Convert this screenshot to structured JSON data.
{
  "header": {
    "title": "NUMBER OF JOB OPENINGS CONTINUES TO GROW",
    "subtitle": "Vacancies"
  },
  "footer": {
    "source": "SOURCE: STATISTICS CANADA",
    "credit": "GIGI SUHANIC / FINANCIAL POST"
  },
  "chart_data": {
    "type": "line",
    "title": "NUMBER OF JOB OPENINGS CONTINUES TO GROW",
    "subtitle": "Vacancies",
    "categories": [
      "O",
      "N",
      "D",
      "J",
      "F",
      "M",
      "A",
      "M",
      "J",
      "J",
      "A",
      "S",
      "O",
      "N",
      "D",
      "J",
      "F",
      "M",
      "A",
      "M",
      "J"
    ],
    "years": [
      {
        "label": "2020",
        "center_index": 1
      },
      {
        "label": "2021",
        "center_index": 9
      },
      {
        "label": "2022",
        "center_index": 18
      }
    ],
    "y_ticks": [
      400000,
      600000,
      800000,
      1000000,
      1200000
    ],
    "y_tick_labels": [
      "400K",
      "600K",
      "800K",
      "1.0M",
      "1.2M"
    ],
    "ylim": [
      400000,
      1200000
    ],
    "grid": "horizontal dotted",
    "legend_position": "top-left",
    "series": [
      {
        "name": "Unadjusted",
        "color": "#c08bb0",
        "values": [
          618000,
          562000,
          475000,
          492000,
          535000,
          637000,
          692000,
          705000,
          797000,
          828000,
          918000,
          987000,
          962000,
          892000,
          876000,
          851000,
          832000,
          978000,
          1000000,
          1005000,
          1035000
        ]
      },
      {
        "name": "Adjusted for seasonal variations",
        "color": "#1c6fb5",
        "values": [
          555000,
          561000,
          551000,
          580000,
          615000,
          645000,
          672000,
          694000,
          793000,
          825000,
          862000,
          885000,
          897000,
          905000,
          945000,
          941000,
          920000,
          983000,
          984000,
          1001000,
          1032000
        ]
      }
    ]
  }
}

= = = = =

▸ **SHORT TASK**: Scan the records for the string "name". Copy each line in which it appears.

▸ **EXERCISE RESPONSE**:
        "name": "Unadjusted",
        "name": "Adjusted for seasonal variations",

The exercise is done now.